*REQUIRED WORK*: Wherever the word "gain" turns up in a line of the entries, copy that line.

*DATA SUPPLIED*:
↓
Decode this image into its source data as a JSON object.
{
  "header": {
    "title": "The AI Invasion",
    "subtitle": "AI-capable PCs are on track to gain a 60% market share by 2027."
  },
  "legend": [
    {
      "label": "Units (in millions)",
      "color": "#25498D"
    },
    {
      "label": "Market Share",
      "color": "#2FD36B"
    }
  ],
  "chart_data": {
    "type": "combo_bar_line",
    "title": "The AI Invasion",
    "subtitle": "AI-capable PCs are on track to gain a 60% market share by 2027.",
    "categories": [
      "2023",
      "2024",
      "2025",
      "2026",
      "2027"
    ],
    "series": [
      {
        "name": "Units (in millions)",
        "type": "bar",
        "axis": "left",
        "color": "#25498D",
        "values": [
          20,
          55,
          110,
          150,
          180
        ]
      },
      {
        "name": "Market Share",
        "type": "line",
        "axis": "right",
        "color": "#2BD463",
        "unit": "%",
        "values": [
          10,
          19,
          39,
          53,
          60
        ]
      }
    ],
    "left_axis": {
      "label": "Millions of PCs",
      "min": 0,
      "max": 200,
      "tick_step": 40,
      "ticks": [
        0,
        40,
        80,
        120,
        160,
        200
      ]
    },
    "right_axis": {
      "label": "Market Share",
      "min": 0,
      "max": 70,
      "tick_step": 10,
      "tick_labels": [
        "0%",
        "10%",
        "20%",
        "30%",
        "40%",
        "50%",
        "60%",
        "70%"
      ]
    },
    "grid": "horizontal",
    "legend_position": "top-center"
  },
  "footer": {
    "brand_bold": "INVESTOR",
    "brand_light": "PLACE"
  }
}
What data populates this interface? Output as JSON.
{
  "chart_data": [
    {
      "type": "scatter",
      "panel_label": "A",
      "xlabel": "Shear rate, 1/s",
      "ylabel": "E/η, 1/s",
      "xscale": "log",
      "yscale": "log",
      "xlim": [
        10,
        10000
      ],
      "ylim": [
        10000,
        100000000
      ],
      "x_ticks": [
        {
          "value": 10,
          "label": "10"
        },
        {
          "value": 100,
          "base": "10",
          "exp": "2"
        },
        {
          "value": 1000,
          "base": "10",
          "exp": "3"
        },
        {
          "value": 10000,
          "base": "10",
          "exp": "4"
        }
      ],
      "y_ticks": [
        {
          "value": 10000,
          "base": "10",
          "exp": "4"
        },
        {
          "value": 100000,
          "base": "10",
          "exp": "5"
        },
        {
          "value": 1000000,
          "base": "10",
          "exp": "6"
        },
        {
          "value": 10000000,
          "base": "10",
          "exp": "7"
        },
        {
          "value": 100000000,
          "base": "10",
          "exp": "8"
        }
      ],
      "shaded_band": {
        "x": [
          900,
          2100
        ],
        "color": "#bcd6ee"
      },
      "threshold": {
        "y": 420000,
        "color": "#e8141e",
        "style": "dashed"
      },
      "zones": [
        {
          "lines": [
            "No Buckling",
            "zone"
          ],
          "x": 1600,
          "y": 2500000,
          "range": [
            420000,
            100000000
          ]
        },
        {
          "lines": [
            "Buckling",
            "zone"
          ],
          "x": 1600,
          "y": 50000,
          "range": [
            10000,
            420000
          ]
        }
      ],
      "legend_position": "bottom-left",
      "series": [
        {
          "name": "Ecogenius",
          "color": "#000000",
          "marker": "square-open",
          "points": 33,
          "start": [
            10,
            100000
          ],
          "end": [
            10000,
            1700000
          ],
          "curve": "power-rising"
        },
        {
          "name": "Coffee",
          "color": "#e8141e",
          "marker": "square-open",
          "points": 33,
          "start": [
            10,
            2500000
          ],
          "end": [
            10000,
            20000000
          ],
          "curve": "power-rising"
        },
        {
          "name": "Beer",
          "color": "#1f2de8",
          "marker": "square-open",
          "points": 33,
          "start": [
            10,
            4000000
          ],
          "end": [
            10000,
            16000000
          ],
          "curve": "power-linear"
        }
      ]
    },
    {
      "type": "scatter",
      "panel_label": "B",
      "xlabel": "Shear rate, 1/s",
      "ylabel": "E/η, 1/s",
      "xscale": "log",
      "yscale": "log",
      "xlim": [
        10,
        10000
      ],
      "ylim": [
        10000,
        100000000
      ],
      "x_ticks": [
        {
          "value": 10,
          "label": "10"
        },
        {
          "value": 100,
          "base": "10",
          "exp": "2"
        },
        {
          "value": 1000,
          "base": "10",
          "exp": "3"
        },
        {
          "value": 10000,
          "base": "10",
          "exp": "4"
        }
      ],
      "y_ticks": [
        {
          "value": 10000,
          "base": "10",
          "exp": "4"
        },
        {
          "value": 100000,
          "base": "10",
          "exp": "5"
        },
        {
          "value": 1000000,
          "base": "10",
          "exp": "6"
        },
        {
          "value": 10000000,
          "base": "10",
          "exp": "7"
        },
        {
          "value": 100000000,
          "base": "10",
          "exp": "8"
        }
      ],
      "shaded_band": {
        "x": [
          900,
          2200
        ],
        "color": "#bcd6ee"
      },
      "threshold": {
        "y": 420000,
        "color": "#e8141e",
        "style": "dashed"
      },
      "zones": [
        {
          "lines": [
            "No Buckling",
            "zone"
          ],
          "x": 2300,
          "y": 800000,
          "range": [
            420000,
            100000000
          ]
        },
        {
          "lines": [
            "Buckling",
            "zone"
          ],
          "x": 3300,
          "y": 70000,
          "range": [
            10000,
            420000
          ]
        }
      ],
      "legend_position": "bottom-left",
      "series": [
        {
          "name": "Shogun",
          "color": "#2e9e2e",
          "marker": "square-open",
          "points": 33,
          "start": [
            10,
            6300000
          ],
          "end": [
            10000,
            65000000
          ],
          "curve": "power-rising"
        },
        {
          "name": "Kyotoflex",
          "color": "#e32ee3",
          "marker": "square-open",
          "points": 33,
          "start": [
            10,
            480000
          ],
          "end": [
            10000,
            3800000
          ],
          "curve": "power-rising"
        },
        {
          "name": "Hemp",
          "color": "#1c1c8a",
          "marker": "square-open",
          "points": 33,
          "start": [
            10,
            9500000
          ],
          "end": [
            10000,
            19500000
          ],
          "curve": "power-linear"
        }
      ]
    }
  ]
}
↑
*OUTPUT BELOW*:
    "subtitle": "AI-capable PCs are on track to gain a 60% market share by 2027."
    "subtitle": "AI-capable PCs are on track to gain a 60% market share by 2027.",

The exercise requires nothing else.